What is required:
Print all records exactly, leaving nothing out.
------------------------
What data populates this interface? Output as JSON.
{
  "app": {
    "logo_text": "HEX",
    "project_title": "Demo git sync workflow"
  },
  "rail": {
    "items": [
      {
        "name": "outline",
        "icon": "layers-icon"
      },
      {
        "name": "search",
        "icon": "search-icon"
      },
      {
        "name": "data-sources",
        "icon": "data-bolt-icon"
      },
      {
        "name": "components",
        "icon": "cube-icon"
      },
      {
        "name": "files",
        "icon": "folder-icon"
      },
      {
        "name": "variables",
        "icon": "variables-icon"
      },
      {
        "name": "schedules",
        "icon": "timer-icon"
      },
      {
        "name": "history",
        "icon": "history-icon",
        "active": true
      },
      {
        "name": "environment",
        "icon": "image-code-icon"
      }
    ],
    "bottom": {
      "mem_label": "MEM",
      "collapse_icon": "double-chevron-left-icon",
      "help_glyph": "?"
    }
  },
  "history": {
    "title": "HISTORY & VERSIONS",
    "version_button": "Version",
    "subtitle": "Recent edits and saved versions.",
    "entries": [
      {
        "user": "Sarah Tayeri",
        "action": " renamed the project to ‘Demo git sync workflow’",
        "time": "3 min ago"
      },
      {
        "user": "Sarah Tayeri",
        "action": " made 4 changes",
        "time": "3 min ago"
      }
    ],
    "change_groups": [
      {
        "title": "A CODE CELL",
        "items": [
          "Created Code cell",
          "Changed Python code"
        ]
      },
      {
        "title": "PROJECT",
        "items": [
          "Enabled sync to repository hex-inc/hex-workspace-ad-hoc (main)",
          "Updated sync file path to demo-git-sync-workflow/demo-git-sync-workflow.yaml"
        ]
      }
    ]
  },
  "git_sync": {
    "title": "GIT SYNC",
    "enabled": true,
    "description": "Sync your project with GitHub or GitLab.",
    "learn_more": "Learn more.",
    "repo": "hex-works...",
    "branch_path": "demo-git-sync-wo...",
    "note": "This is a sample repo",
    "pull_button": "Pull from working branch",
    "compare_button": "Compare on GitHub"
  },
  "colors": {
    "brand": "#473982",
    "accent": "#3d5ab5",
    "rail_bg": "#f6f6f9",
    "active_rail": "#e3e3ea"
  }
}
------------------------
Task response:
What data populates this interface? Output as JSON.
{
  "app": {
    "logo_text": "HEX",
    "project_title": "Demo git sync workflow"
  },
  "rail": {
    "items": [
      {
        "name": "outline",
        "icon": "layers-icon"
      },
      {
        "name": "search",
        "icon": "search-icon"
      },
      {
        "name": "data-sources",
        "icon": "data-bolt-icon"
      },
      {
        "name": "components",
        "icon": "cube-icon"
      },
      {
        "name": "files",
        "icon": "folder-icon"
      },
      {
        "name": "variables",
        "icon": "variables-icon"
      },
      {
        "name": "schedules",
        "icon": "timer-icon"
      },
      {
        "name": "history",
        "icon": "history-icon",
        "active": true
      },
      {
        "name": "environment",
        "icon": "image-code-icon"
      }
    ],
    "bottom": {
      "mem_label": "MEM",
      "collapse_icon": "double-chevron-left-icon",
      "help_glyph": "?"
    }
  },
  "history": {
    "title": "HISTORY & VERSIONS",
    "version_button": "Version",
    "subtitle": "Recent edits and saved versions.",
    "entries": [
      {
        "user": "Sarah Tayeri",
        "action": " renamed the project to ‘Demo git sync workflow’",
        "time": "3 min ago"
      },
      {
        "user": "Sarah Tayeri",
        "action": " made 4 changes",
        "time": "3 min ago"
      }
    ],
    "change_groups": [
      {
        "title": "A CODE CELL",
        "items": [
          "Created Code cell",
          "Changed Python code"
        ]
      },
      {
        "title": "PROJECT",
        "items": [
          "Enabled sync to repository hex-inc/hex-workspace-ad-hoc (main)",
          "Updated sync file path to demo-git-sync-workflow/demo-git-sync-workflow.yaml"
        ]
      }
    ]
  },
  "git_sync": {
    "title": "GIT SYNC",
    "enabled": true,
    "description": "Sync your project with GitHub or GitLab.",
    "learn_more": "Learn more.",
    "repo": "hex-works...",
    "branch_path": "demo-git-sync-wo...",
    "note": "This is a sample repo",
    "pull_button": "Pull from working branch",
    "compare_button": "Compare on GitHub"
  },
  "colors": {
    "brand": "#473982",
    "accent": "#3d5ab5",
    "rail_bg": "#f6f6f9",
    "active_rail": "#e3e3ea"
  }
}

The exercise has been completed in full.